Your task
Write out all of the entries exactly as given.

begin Raw records

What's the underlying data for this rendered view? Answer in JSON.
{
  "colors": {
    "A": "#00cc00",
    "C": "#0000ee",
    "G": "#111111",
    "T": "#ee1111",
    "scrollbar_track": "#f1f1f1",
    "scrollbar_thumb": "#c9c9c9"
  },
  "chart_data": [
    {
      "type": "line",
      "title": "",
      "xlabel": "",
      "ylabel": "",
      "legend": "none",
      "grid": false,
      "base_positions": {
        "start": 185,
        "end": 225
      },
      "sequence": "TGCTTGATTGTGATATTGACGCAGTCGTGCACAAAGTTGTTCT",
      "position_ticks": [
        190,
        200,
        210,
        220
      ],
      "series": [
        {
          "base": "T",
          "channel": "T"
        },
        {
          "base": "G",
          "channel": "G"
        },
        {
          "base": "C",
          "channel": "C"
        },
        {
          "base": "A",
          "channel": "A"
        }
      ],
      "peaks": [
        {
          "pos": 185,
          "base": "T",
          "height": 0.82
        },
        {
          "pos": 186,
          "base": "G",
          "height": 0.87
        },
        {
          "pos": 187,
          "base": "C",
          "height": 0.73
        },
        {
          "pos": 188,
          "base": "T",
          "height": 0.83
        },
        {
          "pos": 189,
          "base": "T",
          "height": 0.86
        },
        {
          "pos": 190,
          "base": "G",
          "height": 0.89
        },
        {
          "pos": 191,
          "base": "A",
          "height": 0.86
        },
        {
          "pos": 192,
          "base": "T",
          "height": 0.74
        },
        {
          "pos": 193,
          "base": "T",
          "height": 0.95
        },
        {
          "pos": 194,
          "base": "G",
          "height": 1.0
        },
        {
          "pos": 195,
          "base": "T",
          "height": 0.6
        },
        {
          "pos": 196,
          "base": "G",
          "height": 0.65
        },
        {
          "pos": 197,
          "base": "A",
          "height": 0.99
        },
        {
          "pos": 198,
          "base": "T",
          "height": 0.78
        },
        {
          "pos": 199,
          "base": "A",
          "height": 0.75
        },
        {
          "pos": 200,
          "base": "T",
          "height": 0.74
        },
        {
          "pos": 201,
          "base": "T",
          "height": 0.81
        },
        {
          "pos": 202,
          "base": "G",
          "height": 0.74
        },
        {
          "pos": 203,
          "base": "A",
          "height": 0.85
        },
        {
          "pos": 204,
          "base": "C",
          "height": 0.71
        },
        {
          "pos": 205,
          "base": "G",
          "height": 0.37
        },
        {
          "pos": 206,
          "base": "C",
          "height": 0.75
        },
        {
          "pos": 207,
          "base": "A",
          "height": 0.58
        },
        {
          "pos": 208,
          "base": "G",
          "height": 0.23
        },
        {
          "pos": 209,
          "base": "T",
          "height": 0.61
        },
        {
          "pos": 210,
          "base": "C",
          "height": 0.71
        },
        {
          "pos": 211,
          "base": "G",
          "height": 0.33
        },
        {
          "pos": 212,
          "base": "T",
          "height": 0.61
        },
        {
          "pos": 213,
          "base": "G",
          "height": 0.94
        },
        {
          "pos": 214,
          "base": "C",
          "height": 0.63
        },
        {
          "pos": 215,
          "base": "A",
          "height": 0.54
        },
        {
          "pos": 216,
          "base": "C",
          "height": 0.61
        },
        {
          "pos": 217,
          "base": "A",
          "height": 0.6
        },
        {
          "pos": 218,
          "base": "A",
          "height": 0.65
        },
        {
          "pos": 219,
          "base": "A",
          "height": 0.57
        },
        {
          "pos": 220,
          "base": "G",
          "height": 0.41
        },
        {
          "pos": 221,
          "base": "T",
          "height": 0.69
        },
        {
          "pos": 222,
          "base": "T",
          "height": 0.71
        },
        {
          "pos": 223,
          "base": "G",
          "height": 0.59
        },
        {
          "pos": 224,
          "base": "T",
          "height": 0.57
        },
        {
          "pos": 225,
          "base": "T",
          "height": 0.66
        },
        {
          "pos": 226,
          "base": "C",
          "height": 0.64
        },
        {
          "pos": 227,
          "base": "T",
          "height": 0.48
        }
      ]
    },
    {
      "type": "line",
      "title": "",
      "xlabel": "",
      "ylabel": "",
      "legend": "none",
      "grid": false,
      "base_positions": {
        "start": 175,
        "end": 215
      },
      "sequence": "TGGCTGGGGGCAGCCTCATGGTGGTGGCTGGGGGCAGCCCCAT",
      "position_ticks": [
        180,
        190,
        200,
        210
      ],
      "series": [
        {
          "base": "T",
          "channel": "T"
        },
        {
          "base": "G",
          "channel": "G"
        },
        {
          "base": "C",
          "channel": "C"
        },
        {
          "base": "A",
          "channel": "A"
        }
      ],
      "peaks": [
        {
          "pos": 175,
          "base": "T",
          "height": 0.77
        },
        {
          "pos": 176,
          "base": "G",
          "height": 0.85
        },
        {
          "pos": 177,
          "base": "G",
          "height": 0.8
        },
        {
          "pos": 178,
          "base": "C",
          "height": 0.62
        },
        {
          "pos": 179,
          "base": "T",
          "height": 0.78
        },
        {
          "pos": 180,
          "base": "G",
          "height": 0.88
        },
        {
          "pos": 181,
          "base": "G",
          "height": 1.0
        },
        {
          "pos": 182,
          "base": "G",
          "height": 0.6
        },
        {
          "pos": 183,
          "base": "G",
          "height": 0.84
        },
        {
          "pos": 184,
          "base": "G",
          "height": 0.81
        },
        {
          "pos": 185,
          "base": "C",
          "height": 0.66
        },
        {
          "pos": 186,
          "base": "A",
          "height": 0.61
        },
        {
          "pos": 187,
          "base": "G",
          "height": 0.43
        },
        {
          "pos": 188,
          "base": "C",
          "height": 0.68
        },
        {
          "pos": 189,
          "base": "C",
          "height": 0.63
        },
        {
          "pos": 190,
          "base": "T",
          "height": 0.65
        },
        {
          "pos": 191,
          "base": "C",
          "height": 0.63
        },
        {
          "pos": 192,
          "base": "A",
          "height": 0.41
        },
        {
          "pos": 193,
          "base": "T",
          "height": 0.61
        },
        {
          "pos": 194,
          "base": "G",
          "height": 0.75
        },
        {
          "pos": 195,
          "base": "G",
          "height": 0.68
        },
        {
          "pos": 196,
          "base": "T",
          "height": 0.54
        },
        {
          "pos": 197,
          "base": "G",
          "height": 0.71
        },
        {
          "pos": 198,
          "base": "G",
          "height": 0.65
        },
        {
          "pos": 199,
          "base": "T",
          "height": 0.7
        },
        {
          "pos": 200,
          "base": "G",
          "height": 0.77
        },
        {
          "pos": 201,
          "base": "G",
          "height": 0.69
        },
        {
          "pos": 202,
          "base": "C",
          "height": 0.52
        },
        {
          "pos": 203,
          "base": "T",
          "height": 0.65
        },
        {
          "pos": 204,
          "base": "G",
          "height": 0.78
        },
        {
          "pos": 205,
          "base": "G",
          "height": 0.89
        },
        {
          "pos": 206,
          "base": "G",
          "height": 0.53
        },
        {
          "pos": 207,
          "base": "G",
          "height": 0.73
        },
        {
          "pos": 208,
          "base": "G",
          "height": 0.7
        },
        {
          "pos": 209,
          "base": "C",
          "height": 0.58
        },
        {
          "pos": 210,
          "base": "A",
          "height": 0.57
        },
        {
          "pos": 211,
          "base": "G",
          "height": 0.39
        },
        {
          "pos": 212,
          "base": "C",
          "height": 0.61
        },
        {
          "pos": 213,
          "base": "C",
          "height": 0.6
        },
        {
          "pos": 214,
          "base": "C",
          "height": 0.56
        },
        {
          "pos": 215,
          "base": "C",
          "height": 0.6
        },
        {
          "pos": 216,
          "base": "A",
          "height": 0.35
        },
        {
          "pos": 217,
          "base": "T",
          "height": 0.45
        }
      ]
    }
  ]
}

end Raw records

Answer in full
What's the underlying data for this rendered view? Answer in JSON.
{
  "colors": {
    "A": "#00cc00",
    "C": "#0000ee",
    "G": "#111111",
    "T": "#ee1111",
    "scrollbar_track": "#f1f1f1",
    "scrollbar_thumb": "#c9c9c9"
  },
  "chart_data": [
    {
      "type": "line",
      "title": "",
      "xlabel": "",
      "ylabel": "",
      "legend": "none",
      "grid": false,
      "base_positions": {
        "start": 185,
        "end": 225
      },
      "sequence": "TGCTTGATTGTGATATTGACGCAGTCGTGCACAAAGTTGTTCT",
      "position_ticks": [
        190,
        200,
        210,
        220
      ],
      "series": [
        {
          "base": "T",
          "channel": "T"
        },
        {
          "base": "G",
          "channel": "G"
        },
        {
          "base": "C",
          "channel": "C"
        },
        {
          "base": "A",
          "channel": "A"
        }
      ],
      "peaks": [
        {
          "pos": 185,
          "base": "T",
          "height": 0.82
        },
        {
          "pos": 186,
          "base": "G",
          "height": 0.87
        },
        {
          "pos": 187,
          "base": "C",
          "height": 0.73
        },
        {
          "pos": 188,
          "base": "T",
          "height": 0.83
        },
        {
          "pos": 189,
          "base": "T",
          "height": 0.86
        },
        {
          "pos": 190,
          "base": "G",
          "height": 0.89
        },
        {
          "pos": 191,
          "base": "A",
          "height": 0.86
        },
        {
          "pos": 192,
          "base": "T",
          "height": 0.74
        },
        {
          "pos": 193,
          "base": "T",
          "height": 0.95
        },
        {
          "pos": 194,
          "base": "G",
          "height": 1.0
        },
        {
          "pos": 195,
          "base": "T",
          "height": 0.6
        },
        {
          "pos": 196,
          "base": "G",
          "height": 0.65
        },
        {
          "pos": 197,
          "base": "A",
          "height": 0.99
        },
        {
          "pos": 198,
          "base": "T",
          "height": 0.78
        },
        {
          "pos": 199,
          "base": "A",
          "height": 0.75
        },
        {
          "pos": 200,
          "base": "T",
          "height": 0.74
        },
        {
          "pos": 201,
          "base": "T",
          "height": 0.81
        },
        {
          "pos": 202,
          "base": "G",
          "height": 0.74
        },
        {
          "pos": 203,
          "base": "A",
          "height": 0.85
        },
        {
          "pos": 204,
          "base": "C",
          "height": 0.71
        },
        {
          "pos": 205,
          "base": "G",
          "height": 0.37
        },
        {
          "pos": 206,
          "base": "C",
          "height": 0.75
        },
        {
          "pos": 207,
          "base": "A",
          "height": 0.58
        },
        {
          "pos": 208,
          "base": "G",
          "height": 0.23
        },
        {
          "pos": 209,
          "base": "T",
          "height": 0.61
        },
        {
          "pos": 210,
          "base": "C",
          "height": 0.71
        },
        {
          "pos": 211,
          "base": "G",
          "height": 0.33
        },
        {
          "pos": 212,
          "base": "T",
          "height": 0.61
        },
        {
          "pos": 213,
          "base": "G",
          "height": 0.94
        },
        {
          "pos": 214,
          "base": "C",
          "height": 0.63
        },
        {
          "pos": 215,
          "base": "A",
          "height": 0.54
        },
        {
          "pos": 216,
          "base": "C",
          "height": 0.61
        },
        {
          "pos": 217,
          "base": "A",
          "height": 0.6
        },
        {
          "pos": 218,
          "base": "A",
          "height": 0.65
        },
        {
          "pos": 219,
          "base": "A",
          "height": 0.57
        },
        {
          "pos": 220,
          "base": "G",
          "height": 0.41
        },
        {
          "pos": 221,
          "base": "T",
          "height": 0.69
        },
        {
          "pos": 222,
          "base": "T",
          "height": 0.71
        },
        {
          "pos": 223,
          "base": "G",
          "height": 0.59
        },
        {
          "pos": 224,
          "base": "T",
          "height": 0.57
        },
        {
          "pos": 225,
          "base": "T",
          "height": 0.66
        },
        {
          "pos": 226,
          "base": "C",
          "height": 0.64
        },
        {
          "pos": 227,
          "base": "T",
          "height": 0.48
        }
      ]
    },
    {
      "type": "line",
      "title": "",
      "xlabel": "",
      "ylabel": "",
      "legend": "none",
      "grid": false,
      "base_positions": {
        "start": 175,
        "end": 215
      },
      "sequence": "TGGCTGGGGGCAGCCTCATGGTGGTGGCTGGGGGCAGCCCCAT",
      "position_ticks": [
        180,
        190,
        200,
        210
      ],
      "series": [
        {
          "base": "T",
          "channel": "T"
        },
        {
          "base": "G",
          "channel": "G"
        },
        {
          "base": "C",
          "channel": "C"
        },
        {
          "base": "A",
          "channel": "A"
        }
      ],
      "peaks": [
        {
          "pos": 175,
          "base": "T",
          "height": 0.77
        },
        {
          "pos": 176,
          "base": "G",
          "height": 0.85
        },
        {
          "pos": 177,
          "base": "G",
          "height": 0.8
        },
        {
          "pos": 178,
          "base": "C",
          "height": 0.62
        },
        {
          "pos": 179,
          "base": "T",
          "height": 0.78
        },
        {
          "pos": 180,
          "base": "G",
          "height": 0.88
        },
        {
          "pos": 181,
          "base": "G",
          "height": 1.0
        },
        {
          "pos": 182,
          "base": "G",
          "height": 0.6
        },
        {
          "pos": 183,
          "base": "G",
          "height": 0.84
        },
        {
          "pos": 184,
          "base": "G",
          "height": 0.81
        },
        {
          "pos": 185,
          "base": "C",
          "height": 0.66
        },
        {
          "pos": 186,
          "base": "A",
          "height": 0.61
        },
        {
          "pos": 187,
          "base": "G",
          "height": 0.43
        },
        {
          "pos": 188,
          "base": "C",
          "height": 0.68
        },
        {
          "pos": 189,
          "base": "C",
          "height": 0.63
        },
        {
          "pos": 190,
          "base": "T",
          "height": 0.65
        },
        {
          "pos": 191,
          "base": "C",
          "height": 0.63
        },
        {
          "pos": 192,
          "base": "A",
          "height": 0.41
        },
        {
          "pos": 193,
          "base": "T",
          "height": 0.61
        },
        {
          "pos": 194,
          "base": "G",
          "height": 0.75
        },
        {
          "pos": 195,
          "base": "G",
          "height": 0.68
        },
        {
          "pos": 196,
          "base": "T",
          "height": 0.54
        },
        {
          "pos": 197,
          "base": "G",
          "height": 0.71
        },
        {
          "pos": 198,
          "base": "G",
          "height": 0.65
        },
        {
          "pos": 199,
          "base": "T",
          "height": 0.7
        },
        {
          "pos": 200,
          "base": "G",
          "height": 0.77
        },
        {
          "pos": 201,
          "base": "G",
          "height": 0.69
        },
        {
          "pos": 202,
          "base": "C",
          "height": 0.52
        },
        {
          "pos": 203,
          "base": "T",
          "height": 0.65
        },
        {
          "pos": 204,
          "base": "G",
          "height": 0.78
        },
        {
          "pos": 205,
          "base": "G",
          "height": 0.89
        },
        {
          "pos": 206,
          "base": "G",
          "height": 0.53
        },
        {
          "pos": 207,
          "base": "G",
          "height": 0.73
        },
        {
          "pos": 208,
          "base": "G",
          "height": 0.7
        },
        {
          "pos": 209,
          "base": "C",
          "height": 0.58
        },
        {
          "pos": 210,
          "base": "A",
          "height": 0.57
        },
        {
          "pos": 211,
          "base": "G",
          "height": 0.39
        },
        {
          "pos": 212,
          "base": "C",
          "height": 0.61
        },
        {
          "pos": 213,
          "base": "C",
          "height": 0.6
        },
        {
          "pos": 214,
          "base": "C",
          "height": 0.56
        },
        {
          "pos": 215,
          "base": "C",
          "height": 0.6
        },
        {
          "pos": 216,
          "base": "A",
          "height": 0.35
        },
        {
          "pos": 217,
          "base": "T",
          "height": 0.45
        }
      ]
    }
  ]
}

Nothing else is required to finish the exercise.